#### What the task asks
The entries need to be copied exactly.

Dataset rows
** begin **
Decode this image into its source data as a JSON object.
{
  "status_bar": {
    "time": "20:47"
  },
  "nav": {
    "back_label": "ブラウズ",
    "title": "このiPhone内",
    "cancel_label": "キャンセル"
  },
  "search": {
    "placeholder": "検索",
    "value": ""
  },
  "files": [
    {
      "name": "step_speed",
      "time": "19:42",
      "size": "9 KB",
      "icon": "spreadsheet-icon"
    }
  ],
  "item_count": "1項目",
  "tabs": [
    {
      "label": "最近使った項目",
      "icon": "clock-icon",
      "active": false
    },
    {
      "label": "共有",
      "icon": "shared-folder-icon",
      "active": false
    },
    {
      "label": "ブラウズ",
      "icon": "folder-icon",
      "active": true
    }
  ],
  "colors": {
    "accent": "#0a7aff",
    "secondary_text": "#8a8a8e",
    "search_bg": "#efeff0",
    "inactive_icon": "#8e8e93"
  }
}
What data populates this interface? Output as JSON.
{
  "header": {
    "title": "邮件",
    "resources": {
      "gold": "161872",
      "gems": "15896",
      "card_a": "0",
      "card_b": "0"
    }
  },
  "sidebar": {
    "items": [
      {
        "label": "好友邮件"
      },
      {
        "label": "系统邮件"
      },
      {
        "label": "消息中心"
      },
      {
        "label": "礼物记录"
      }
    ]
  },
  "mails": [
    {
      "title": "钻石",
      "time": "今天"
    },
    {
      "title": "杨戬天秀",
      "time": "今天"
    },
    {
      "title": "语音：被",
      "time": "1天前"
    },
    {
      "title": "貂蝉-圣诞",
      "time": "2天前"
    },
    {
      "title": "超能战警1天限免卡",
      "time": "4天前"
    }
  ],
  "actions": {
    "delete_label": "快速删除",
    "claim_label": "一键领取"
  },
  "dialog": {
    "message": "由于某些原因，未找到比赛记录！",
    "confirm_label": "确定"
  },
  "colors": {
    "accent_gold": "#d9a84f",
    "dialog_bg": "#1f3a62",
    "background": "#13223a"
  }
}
** end **
#### Final result
Decode this image into its source data as a JSON object.
{
  "status_bar": {
    "time": "20:47"
  },
  "nav": {
    "back_label": "ブラウズ",
    "title": "このiPhone内",
    "cancel_label": "キャンセル"
  },
  "search": {
    "placeholder": "検索",
    "value": ""
  },
  "files": [
    {
      "name": "step_speed",
      "time": "19:42",
      "size": "9 KB",
      "icon": "spreadsheet-icon"
    }
  ],
  "item_count": "1項目",
  "tabs": [
    {
      "label": "最近使った項目",
      "icon": "clock-icon",
      "active": false
    },
    {
      "label": "共有",
      "icon": "shared-folder-icon",
      "active": false
    },
    {
      "label": "ブラウズ",
      "icon": "folder-icon",
      "active": true
    }
  ],
  "colors": {
    "accent": "#0a7aff",
    "secondary_text": "#8a8a8e",
    "search_bg": "#efeff0",
    "inactive_icon": "#8e8e93"
  }
}
What data populates this interface? Output as JSON.
{
  "header": {
    "title": "邮件",
    "resources": {
      "gold": "161872",
      "gems": "15896",
      "card_a": "0",
      "card_b": "0"
    }
  },
  "sidebar": {
    "items": [
      {
        "label": "好友邮件"
      },
      {
        "label": "系统邮件"
      },
      {
        "label": "消息中心"
      },
      {
        "label": "礼物记录"
      }
    ]
  },
  "mails": [
    {
      "title": "钻石",
      "time": "今天"
    },
    {
      "title": "杨戬天秀",
      "time": "今天"
    },
    {
      "title": "语音：被",
      "time": "1天前"
    },
    {
      "title": "貂蝉-圣诞",
      "time": "2天前"
    },
    {
      "title": "超能战警1天限免卡",
      "time": "4天前"
    }
  ],
  "actions": {
    "delete_label": "快速删除",
    "claim_label": "一键领取"
  },
  "dialog": {
    "message": "由于某些原因，未找到比赛记录！",
    "confirm_label": "确定"
  },
  "colors": {
    "accent_gold": "#d9a84f",
    "dialog_bg": "#1f3a62",
    "background": "#13223a"
  }
}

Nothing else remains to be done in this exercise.